SET PROBLEM |
The records below are to be quoted in full; please keep every word exact.

# Start of RECORDS PROVIDED

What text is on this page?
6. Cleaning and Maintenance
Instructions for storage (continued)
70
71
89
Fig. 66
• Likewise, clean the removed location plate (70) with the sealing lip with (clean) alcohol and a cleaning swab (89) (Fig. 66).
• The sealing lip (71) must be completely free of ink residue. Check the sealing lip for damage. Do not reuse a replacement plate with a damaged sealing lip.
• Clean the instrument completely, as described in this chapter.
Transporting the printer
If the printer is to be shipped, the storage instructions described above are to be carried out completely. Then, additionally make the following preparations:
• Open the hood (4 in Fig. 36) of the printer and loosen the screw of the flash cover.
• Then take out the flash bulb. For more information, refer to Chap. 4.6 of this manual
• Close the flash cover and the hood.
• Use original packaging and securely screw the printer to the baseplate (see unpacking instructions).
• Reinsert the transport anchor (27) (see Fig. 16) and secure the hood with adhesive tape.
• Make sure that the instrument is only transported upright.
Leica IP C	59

# End of RECORDS PROVIDED

WRITTEN ANSWER |
What text is on this page?
6. Cleaning and Maintenance
Instructions for storage (continued)
70
71
89
Fig. 66
• Likewise, clean the removed location plate (70) with the sealing lip with (clean) alcohol and a cleaning swab (89) (Fig. 66).
• The sealing lip (71) must be completely free of ink residue. Check the sealing lip for damage. Do not reuse a replacement plate with a damaged sealing lip.
• Clean the instrument completely, as described in this chapter.
Transporting the printer
If the printer is to be shipped, the storage instructions described above are to be carried out completely. Then, additionally make the following preparations:
• Open the hood (4 in Fig. 36) of the printer and loosen the screw of the flash cover.
• Then take out the flash bulb. For more information, refer to Chap. 4.6 of this manual
• Close the flash cover and the hood.
• Use original packaging and securely screw the printer to the baseplate (see unpacking instructions).
• Reinsert the transport anchor (27) (see Fig. 16) and secure the hood with adhesive tape.
• Make sure that the instrument is only transported upright.
Leica IP C	59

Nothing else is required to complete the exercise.